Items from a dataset
◇ ◇ ◇ ◇ ◇ ◇ ◇

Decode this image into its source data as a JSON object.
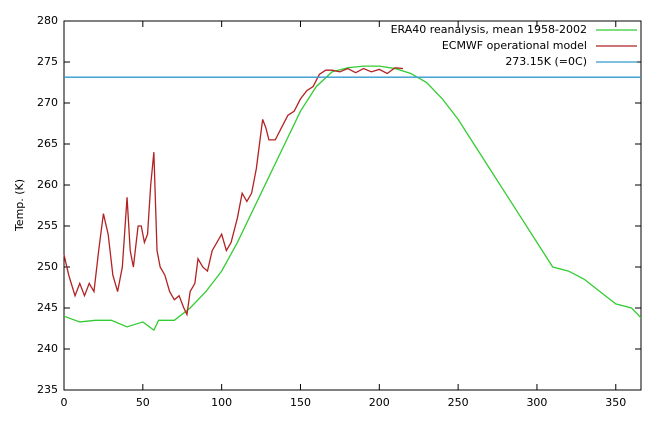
{
  "chart_data": {
    "type": "line",
    "ylabel": "Temp. (K)",
    "xlim": [
      0,
      366
    ],
    "xticks": [
      0,
      50,
      100,
      150,
      200,
      250,
      300,
      350
    ],
    "ylim": [
      235,
      280
    ],
    "yticks": [
      235,
      240,
      245,
      250,
      255,
      260,
      265,
      270,
      275,
      280
    ],
    "grid": false,
    "legend": "upper right",
    "series": [
      {
        "name": "ERA40 reanalysis, mean 1958-2002",
        "color": "#33cc33",
        "x": [
          0,
          10,
          20,
          30,
          40,
          50,
          57,
          60,
          70,
          80,
          90,
          100,
          110,
          120,
          130,
          140,
          150,
          160,
          170,
          180,
          190,
          200,
          210,
          220,
          230,
          240,
          250,
          260,
          270,
          280,
          290,
          300,
          310,
          320,
          330,
          340,
          350,
          360,
          366
        ],
        "values": [
          244,
          243.3,
          243.5,
          243.5,
          242.7,
          243.3,
          242.3,
          243.5,
          243.5,
          245,
          247,
          249.5,
          253,
          257,
          261,
          265,
          269,
          272,
          273.8,
          274.3,
          274.5,
          274.5,
          274.2,
          273.6,
          272.5,
          270.5,
          268,
          265,
          262,
          259,
          256,
          253,
          250,
          249.5,
          248.5,
          247,
          245.5,
          245,
          243.8
        ]
      },
      {
        "name": "ECMWF operational model",
        "color": "#b22222",
        "x": [
          0,
          3,
          7,
          10,
          13,
          16,
          19,
          22,
          25,
          28,
          31,
          34,
          37,
          40,
          42,
          44,
          47,
          49,
          51,
          53,
          55,
          57,
          59,
          61,
          64,
          67,
          70,
          73,
          76,
          78,
          80,
          83,
          85,
          88,
          91,
          94,
          97,
          100,
          103,
          106,
          110,
          113,
          116,
          119,
          122,
          124,
          126,
          128,
          130,
          134,
          138,
          142,
          146,
          150,
          154,
          158,
          162,
          166,
          170,
          175,
          180,
          185,
          190,
          195,
          200,
          205,
          210,
          215
        ],
        "values": [
          251.5,
          249,
          246.5,
          248,
          246.5,
          248,
          247,
          252,
          256.5,
          254,
          249,
          247,
          250,
          258.5,
          252,
          250,
          255,
          255,
          253,
          254,
          260,
          264,
          252,
          250,
          249,
          247,
          246,
          246.5,
          245,
          244.2,
          247,
          248,
          251,
          250,
          249.5,
          252,
          253,
          254,
          252,
          253,
          256,
          259,
          258,
          259,
          262,
          265,
          268,
          267,
          265.5,
          265.5,
          267,
          268.5,
          269,
          270.5,
          271.5,
          272,
          273.5,
          274,
          274,
          273.8,
          274.2,
          273.7,
          274.2,
          273.8,
          274.1,
          273.6,
          274.3,
          274.2
        ]
      },
      {
        "name": "273.15K (=0C)",
        "color": "#3399cc",
        "x": [
          0,
          366
        ],
        "values": [
          273.15,
          273.15
        ]
      }
    ]
  }
}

◇ ◇ ◇ ◇ ◇ ◇ ◇

### Task goal
Select the lines from the entries that include the word "name".

### Solution below
        "name": "ERA40 reanalysis, mean 1958-2002",
        "name": "ECMWF operational model",
        "name": "273.15K (=0C)",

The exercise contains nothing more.